- **Task objective**: Would you retype all of these records exactly?

## Begin Extracted information

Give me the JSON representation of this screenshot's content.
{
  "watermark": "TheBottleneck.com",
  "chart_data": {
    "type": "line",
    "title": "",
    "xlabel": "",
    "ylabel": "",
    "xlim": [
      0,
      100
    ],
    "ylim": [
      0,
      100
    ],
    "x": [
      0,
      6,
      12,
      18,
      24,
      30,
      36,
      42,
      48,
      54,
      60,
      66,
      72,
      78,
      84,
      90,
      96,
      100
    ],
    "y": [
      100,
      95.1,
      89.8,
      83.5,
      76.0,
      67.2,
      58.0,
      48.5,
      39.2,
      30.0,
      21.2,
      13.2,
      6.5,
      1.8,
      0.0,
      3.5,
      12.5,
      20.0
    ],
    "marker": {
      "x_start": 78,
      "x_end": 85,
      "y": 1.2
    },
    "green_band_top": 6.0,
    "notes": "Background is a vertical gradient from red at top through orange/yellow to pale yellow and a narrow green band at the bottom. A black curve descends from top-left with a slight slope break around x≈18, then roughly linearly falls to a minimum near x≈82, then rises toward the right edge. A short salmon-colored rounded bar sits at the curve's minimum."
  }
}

## End Extracted information

- **Solution for this exercise**:
Give me the JSON representation of this screenshot's content.
{
  "watermark": "TheBottleneck.com",
  "chart_data": {
    "type": "line",
    "title": "",
    "xlabel": "",
    "ylabel": "",
    "xlim": [
      0,
      100
    ],
    "ylim": [
      0,
      100
    ],
    "x": [
      0,
      6,
      12,
      18,
      24,
      30,
      36,
      42,
      48,
      54,
      60,
      66,
      72,
      78,
      84,
      90,
      96,
      100
    ],
    "y": [
      100,
      95.1,
      89.8,
      83.5,
      76.0,
      67.2,
      58.0,
      48.5,
      39.2,
      30.0,
      21.2,
      13.2,
      6.5,
      1.8,
      0.0,
      3.5,
      12.5,
      20.0
    ],
    "marker": {
      "x_start": 78,
      "x_end": 85,
      "y": 1.2
    },
    "green_band_top": 6.0,
    "notes": "Background is a vertical gradient from red at top through orange/yellow to pale yellow and a narrow green band at the bottom. A black curve descends from top-left with a slight slope break around x≈18, then roughly linearly falls to a minimum near x≈82, then rises toward the right edge. A short salmon-colored rounded bar sits at the curve's minimum."
  }
}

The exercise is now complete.